Supplied entries start

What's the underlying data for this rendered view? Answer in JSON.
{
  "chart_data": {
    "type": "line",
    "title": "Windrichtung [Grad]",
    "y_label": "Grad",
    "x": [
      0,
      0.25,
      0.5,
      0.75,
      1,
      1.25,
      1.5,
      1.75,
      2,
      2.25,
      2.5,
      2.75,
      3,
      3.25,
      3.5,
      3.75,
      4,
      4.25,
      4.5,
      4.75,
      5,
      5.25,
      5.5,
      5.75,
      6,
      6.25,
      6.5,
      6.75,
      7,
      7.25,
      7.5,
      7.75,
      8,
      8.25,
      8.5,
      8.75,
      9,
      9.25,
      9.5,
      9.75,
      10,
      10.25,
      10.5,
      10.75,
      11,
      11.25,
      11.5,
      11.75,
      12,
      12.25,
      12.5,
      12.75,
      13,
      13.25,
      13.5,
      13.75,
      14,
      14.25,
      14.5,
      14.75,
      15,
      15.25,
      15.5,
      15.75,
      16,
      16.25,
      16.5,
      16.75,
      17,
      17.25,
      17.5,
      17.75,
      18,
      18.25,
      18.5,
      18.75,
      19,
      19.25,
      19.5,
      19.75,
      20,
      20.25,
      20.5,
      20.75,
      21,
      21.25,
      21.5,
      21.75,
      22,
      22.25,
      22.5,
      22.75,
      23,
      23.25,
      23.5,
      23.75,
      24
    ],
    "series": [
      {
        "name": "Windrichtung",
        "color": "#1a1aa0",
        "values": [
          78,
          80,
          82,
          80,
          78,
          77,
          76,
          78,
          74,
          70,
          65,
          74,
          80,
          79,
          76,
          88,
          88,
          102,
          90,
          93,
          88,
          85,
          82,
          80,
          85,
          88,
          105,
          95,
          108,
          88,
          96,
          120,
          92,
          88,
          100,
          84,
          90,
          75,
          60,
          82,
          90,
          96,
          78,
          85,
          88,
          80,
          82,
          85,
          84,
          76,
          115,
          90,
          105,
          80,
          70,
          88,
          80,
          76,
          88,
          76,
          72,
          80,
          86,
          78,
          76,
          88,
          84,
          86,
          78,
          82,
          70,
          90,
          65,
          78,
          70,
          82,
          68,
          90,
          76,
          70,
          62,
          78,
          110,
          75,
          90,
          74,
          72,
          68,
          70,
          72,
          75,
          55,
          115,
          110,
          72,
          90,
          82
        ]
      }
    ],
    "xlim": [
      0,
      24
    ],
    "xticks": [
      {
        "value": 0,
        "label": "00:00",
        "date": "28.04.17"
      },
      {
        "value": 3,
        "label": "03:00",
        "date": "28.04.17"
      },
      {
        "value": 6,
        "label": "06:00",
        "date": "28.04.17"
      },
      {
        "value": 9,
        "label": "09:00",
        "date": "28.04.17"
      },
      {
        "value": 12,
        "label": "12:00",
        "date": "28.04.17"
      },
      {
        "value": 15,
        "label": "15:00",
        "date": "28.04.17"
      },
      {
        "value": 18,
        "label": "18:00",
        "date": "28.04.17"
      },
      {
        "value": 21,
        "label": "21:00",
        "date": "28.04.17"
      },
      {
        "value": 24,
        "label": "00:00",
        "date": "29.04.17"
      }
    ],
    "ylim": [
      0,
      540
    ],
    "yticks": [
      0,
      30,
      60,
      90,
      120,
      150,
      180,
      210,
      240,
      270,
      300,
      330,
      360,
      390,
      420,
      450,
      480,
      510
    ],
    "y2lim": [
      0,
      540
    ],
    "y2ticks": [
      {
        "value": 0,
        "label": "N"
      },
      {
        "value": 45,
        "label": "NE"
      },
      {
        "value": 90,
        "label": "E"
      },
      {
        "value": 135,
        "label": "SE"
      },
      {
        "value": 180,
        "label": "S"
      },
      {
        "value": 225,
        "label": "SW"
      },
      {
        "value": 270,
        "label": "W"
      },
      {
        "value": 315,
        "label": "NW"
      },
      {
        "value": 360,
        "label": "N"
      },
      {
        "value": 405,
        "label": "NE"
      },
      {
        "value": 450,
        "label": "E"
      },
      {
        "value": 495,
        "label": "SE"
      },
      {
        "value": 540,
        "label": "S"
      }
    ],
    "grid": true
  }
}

Supplied entries end
Supplied entries start

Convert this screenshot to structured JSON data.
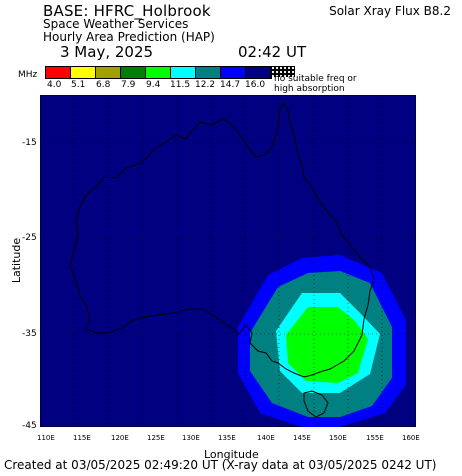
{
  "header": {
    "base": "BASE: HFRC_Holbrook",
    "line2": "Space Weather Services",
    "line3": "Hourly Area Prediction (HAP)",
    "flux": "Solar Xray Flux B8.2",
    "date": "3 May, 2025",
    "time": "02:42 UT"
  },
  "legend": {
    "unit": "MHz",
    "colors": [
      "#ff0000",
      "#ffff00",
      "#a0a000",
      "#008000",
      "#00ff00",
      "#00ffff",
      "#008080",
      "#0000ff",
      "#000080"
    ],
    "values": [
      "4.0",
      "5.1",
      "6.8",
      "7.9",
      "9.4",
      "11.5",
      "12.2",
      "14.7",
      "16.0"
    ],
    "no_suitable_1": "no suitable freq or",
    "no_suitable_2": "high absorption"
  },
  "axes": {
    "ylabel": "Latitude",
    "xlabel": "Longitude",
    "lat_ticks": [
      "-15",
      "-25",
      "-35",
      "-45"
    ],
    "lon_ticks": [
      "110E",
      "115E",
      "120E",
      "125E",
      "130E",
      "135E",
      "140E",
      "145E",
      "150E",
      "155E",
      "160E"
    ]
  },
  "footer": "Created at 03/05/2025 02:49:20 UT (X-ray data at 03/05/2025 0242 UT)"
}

Supplied entries end

**What is required**
List each line in the listing that contains the string "Windrichtung".

**Answer in full**
    "title": "Windrichtung [Grad]",
        "name": "Windrichtung",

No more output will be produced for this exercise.